## START INPUT FOR THIS TASK
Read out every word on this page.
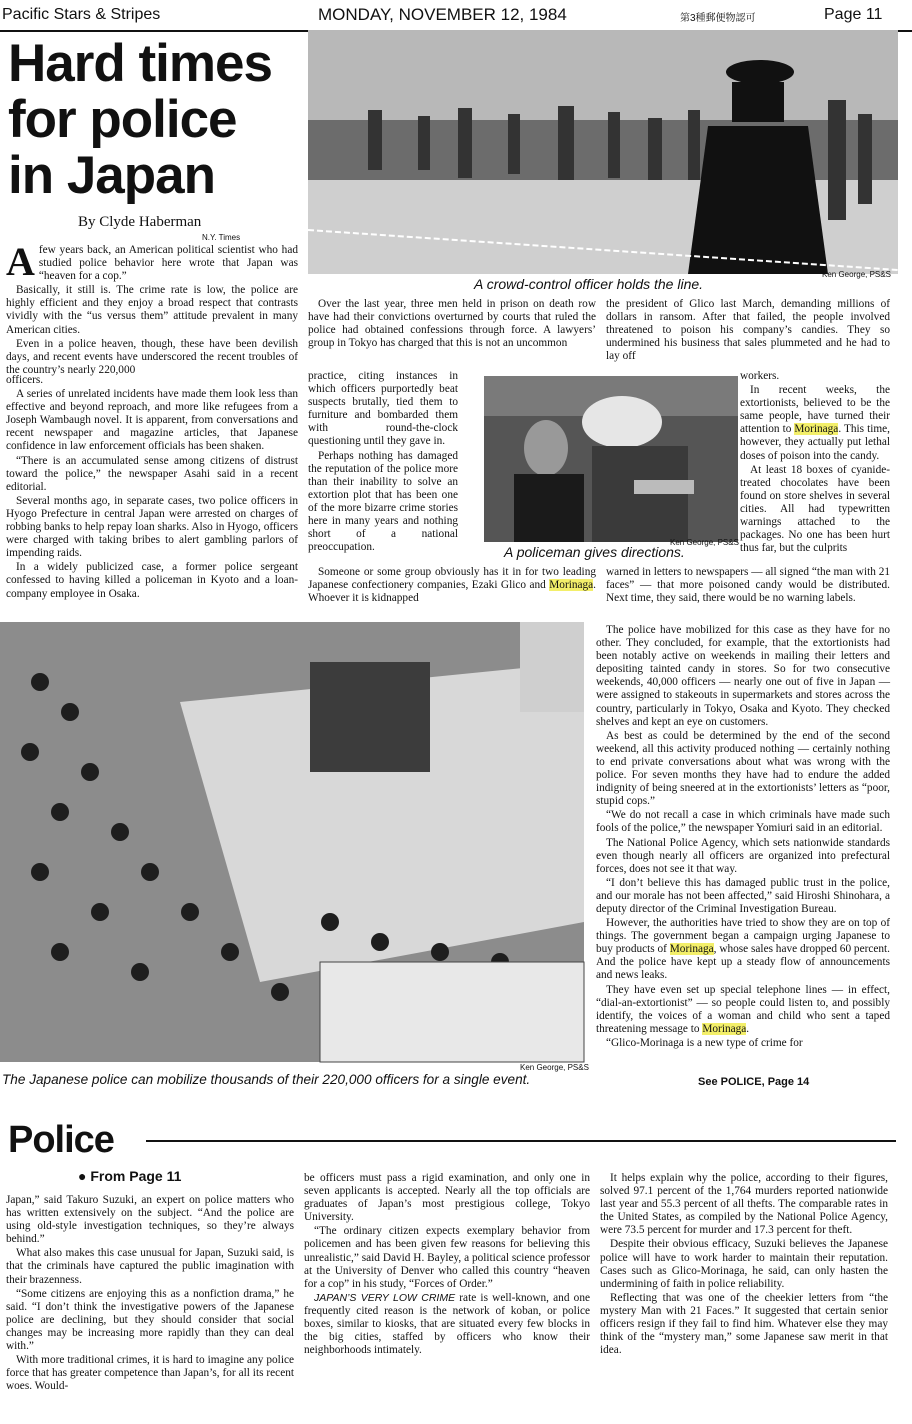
Pacific Stars & Stripes	MONDAY, NOVEMBER 12, 1984	第3種郵便物認可	Page 11
Hard times
for police
in Japan
By Clyde Haberman
N.Y. Times
A crowd-control officer holds the line.
Ken George, PS&S

Afew years back, an American political scientist who had studied police behavior here wrote that Japan was “heaven for a cop.”

Basically, it still is. The crime rate is low, the police are highly efficient and they enjoy a broad respect that contrasts vividly with the “us versus them” attitude prevalent in many American cities.

Even in a police heaven, though, these have been devilish days, and recent events have underscored the recent troubles of the country’s nearly 220,000

officers.

A series of unrelated incidents have made them look less than effective and beyond reproach, and more like refugees from a Joseph Wambaugh novel. It is apparent, from conversations and recent newspaper and magazine articles, that Japanese confidence in law enforcement officials has been shaken.

“There is an accumulated sense among citizens of distrust toward the police,” the newspaper Asahi said in a recent editorial.

Several months ago, in separate cases, two police officers in Hyogo Prefecture in central Japan were arrested on charges of robbing banks to help repay loan sharks. Also in Hyogo, officers were charged with taking bribes to alert gambling parlors of impending raids.

In a widely publicized case, a former police sergeant confessed to having killed a policeman in Kyoto and a loan-company employee in Osaka.

Over the last year, three men held in prison on death row have had their convictions overturned by courts that ruled the police had obtained confessions through force. A lawyers’ group in Tokyo has charged that this is not an uncommon

practice, citing instances in which officers purportedly beat suspects brutally, tied them to furniture and bombarded them with round-the-clock questioning until they gave in.

Perhaps nothing has damaged the reputation of the police more than their inability to solve an extortion plot that has been one of the more bizarre crime stories here in many years and nothing short of a national preoccupation.

Someone or some group obviously has it in for two leading Japanese confectionery companies, Ezaki Glico and Morinaga. Whoever it is kidnapped

A policeman gives directions.
Ken George, PS&S

the president of Glico last March, demanding millions of dollars in ransom. After that failed, the people involved threatened to poison his company’s candies. They so undermined his business that sales plummeted and he had to lay off

workers.

In recent weeks, the extortionists, believed to be the same people, have turned their attention to Morinaga. This time, however, they actually put lethal doses of poison into the candy.

At least 18 boxes of cyanide-treated chocolates have been found on store shelves in several cities. All had typewritten warnings attached to the packages. No one has been hurt thus far, but the culprits

warned in letters to newspapers — all signed “the man with 21 faces” — that more poisoned candy would be distributed. Next time, they said, there would be no warning labels.

The police have mobilized for this case as they have for no other. They concluded, for example, that the extortionists had been notably active on weekends in mailing their letters and depositing tainted candy in stores. So for two consecutive weekends, 40,000 officers — nearly one out of five in Japan — were assigned to stakeouts in supermarkets and stores across the country, particularly in Tokyo, Osaka and Kyoto. They checked shelves and kept an eye on customers.

As best as could be determined by the end of the second weekend, all this activity produced nothing — certainly nothing to end private conversations about what was wrong with the police. For seven months they have had to endure the added indignity of being sneered at in the extortionists’ letters as “poor, stupid cops.”

“We do not recall a case in which criminals have made such fools of the police,” the newspaper Yomiuri said in an editorial.

The National Police Agency, which sets nationwide standards even though nearly all officers are organized into prefectural forces, does not see it that way.

“I don’t believe this has damaged public trust in the police, and our morale has not been affected,” said Hiroshi Shinohara, a deputy director of the Criminal Investigation Bureau.

However, the authorities have tried to show they are on top of things. The government began a campaign urging Japanese to buy products of Morinaga, whose sales have dropped 60 percent. And the police have kept up a steady flow of announcements and news leaks.

They have even set up special telephone lines — in effect, “dial-an-extortionist” — so people could listen to, and possibly identify, the voices of a woman and child who sent a taped threatening message to Morinaga.

“Glico-Morinaga is a new type of crime for

See POLICE, Page 14
The Japanese police can mobilize thousands of their 220,000 officers for a single event.
Ken George, PS&S
Police
● From Page 11

Japan,” said Takuro Suzuki, an expert on police matters who has written extensively on the subject. “And the police are using old-style investigation techniques, so they’re always behind.”

What also makes this case unusual for Japan, Suzuki said, is that the criminals have captured the public imagination with their brazenness.

“Some citizens are enjoying this as a nonfiction drama,” he said. “I don’t think the investigative powers of the Japanese police are declining, but they should consider that social changes may be increasing more rapidly than they can deal with.”

With more traditional crimes, it is hard to imagine any police force that has greater competence than Japan’s, for all its recent woes. Would-

be officers must pass a rigid examination, and only one in seven applicants is accepted. Nearly all the top officials are graduates of Japan’s most prestigious college, Tokyo University.

“The ordinary citizen expects exemplary behavior from policemen and has been given few reasons for believing this unrealistic,” said David H. Bayley, a political science professor at the University of Denver who called this country “heaven for a cop” in his study, “Forces of Order.”

JAPAN’S VERY LOW CRIME rate is well-known, and one frequently cited reason is the network of koban, or police boxes, similar to kiosks, that are situated every few blocks in the big cities, staffed by officers who know their neighborhoods intimately.

It helps explain why the police, according to their figures, solved 97.1 percent of the 1,764 murders reported nationwide last year and 55.3 percent of all thefts. The comparable rates in the United States, as compiled by the National Police Agency, were 73.5 percent for murder and 17.3 percent for theft.

Despite their obvious efficacy, Suzuki believes the Japanese police will have to work harder to maintain their reputation. Cases such as Glico-Morinaga, he said, can only hasten the undermining of faith in police reliability.

Reflecting that was one of the cheekier letters from “the mystery Man with 21 Faces.” It suggested that certain senior officers resign if they fail to find him. Whatever else they may think of the “mystery man,” some Japanese saw merit in that idea.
## END INPUT FOR THIS TASK
_EXERCISE DETAILS_
How many of the lines above contain the string "nationwide"? Give the number only.

_REPLY TO THE TASK_
2